Exercise objective: Of all the lines in the records, how many hold the word "name"? Answer with the number only.

:: Provided entries ::

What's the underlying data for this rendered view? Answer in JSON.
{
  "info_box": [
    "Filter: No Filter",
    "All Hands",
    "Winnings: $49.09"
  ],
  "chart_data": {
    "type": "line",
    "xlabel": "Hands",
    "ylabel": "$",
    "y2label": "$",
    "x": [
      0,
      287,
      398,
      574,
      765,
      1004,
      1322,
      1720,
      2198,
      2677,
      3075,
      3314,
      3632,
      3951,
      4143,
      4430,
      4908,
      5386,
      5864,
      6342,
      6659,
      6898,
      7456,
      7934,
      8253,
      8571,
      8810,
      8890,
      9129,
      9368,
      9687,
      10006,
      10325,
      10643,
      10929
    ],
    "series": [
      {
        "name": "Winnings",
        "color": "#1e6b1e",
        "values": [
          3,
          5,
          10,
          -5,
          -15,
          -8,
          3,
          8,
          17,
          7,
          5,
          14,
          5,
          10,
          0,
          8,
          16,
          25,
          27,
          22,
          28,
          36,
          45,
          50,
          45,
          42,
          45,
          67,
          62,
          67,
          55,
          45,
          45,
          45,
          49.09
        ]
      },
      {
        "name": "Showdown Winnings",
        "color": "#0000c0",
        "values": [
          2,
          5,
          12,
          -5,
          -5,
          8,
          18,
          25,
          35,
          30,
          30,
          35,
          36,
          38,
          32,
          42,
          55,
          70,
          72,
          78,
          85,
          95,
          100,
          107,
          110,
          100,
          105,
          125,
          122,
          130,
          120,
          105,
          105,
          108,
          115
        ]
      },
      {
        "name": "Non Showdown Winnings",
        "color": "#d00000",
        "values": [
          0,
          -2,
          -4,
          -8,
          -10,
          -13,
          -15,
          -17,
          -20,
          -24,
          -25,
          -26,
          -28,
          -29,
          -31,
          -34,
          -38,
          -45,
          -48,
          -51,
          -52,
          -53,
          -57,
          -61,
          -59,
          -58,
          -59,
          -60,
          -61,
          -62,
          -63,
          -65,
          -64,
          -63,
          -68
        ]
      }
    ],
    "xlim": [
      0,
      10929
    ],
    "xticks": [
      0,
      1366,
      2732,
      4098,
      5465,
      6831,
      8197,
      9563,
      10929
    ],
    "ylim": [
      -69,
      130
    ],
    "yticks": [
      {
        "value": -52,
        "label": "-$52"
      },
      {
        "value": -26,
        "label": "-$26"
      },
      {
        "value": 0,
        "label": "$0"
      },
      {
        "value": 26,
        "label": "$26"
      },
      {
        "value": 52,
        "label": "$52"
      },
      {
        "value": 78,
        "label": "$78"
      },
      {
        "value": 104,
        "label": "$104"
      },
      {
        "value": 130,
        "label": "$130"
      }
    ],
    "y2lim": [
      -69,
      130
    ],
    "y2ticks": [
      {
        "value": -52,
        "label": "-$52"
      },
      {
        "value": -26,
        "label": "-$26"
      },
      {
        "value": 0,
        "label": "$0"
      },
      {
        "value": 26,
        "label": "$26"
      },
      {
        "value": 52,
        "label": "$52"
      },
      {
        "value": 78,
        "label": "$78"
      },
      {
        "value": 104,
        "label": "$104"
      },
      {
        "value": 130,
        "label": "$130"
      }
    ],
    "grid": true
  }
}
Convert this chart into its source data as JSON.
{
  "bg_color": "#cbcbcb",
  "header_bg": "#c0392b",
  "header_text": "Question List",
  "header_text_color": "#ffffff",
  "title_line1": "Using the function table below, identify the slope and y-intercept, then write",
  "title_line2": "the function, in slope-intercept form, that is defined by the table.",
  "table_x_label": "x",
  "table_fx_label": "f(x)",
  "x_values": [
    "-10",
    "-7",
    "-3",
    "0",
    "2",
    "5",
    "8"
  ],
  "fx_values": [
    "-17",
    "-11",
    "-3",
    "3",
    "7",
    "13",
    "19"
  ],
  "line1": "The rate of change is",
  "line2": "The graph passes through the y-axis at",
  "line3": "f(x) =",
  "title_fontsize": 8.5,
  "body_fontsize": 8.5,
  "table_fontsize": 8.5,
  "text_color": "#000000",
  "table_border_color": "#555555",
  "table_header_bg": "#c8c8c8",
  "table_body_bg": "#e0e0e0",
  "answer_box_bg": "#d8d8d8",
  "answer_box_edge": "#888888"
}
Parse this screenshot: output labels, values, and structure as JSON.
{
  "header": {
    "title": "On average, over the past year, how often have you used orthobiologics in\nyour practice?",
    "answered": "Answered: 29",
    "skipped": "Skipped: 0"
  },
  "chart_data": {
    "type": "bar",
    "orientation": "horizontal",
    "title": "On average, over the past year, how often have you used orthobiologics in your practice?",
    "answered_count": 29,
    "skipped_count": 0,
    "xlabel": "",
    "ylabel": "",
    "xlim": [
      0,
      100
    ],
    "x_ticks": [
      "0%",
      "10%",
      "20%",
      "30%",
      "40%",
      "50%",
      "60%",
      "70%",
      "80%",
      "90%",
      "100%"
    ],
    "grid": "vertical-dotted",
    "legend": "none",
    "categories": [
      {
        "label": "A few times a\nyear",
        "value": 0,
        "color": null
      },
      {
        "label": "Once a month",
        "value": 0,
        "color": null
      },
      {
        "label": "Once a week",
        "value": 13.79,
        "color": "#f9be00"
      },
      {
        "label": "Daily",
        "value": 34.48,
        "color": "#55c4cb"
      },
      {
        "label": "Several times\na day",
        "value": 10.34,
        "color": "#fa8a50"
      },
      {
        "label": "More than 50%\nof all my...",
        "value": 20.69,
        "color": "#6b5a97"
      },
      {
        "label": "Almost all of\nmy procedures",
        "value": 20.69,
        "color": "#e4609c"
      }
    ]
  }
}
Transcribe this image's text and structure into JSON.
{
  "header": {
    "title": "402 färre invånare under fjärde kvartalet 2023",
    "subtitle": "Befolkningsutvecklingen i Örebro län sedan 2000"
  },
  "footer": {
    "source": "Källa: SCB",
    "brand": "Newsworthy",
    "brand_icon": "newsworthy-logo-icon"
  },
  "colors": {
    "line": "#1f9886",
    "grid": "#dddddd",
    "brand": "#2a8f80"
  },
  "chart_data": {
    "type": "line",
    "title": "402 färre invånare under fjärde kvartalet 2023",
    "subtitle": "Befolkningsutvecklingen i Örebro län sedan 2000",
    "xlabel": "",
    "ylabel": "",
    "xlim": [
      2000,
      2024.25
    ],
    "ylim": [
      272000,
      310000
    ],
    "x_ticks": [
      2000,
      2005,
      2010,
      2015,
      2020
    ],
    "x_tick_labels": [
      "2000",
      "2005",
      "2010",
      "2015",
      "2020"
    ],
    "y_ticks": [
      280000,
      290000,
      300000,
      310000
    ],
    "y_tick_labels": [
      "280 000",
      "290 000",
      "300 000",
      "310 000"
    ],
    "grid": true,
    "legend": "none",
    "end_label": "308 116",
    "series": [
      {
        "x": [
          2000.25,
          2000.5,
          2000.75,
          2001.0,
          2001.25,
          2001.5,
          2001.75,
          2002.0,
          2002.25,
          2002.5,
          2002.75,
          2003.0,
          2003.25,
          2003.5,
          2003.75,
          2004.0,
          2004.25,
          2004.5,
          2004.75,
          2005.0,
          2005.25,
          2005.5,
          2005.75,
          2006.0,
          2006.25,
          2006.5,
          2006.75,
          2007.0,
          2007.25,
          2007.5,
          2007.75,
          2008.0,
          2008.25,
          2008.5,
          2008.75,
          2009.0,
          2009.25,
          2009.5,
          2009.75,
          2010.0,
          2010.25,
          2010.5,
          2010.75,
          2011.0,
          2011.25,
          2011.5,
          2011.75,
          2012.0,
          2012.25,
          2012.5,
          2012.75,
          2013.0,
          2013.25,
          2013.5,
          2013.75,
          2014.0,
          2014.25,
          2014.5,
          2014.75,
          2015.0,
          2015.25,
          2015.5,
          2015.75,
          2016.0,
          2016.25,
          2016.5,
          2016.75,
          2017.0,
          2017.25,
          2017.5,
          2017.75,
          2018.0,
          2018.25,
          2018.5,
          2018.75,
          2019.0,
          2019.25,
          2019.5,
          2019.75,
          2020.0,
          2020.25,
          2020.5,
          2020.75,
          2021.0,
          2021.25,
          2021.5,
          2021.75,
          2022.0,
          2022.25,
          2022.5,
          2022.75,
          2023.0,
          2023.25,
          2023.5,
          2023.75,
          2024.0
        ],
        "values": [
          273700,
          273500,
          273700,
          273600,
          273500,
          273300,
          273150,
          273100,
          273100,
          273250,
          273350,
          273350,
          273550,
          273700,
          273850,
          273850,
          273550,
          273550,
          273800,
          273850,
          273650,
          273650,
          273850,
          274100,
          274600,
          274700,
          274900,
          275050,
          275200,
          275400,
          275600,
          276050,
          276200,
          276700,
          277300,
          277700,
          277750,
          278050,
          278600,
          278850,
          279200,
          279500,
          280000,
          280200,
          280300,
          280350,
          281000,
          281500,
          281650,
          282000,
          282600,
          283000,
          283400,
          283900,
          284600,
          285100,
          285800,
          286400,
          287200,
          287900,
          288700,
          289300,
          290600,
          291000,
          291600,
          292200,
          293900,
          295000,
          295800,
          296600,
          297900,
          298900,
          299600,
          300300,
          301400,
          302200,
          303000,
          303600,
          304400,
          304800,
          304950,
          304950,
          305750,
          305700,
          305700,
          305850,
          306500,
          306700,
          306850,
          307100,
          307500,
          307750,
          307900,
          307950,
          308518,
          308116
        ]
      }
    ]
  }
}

:::

Solved exercise: 3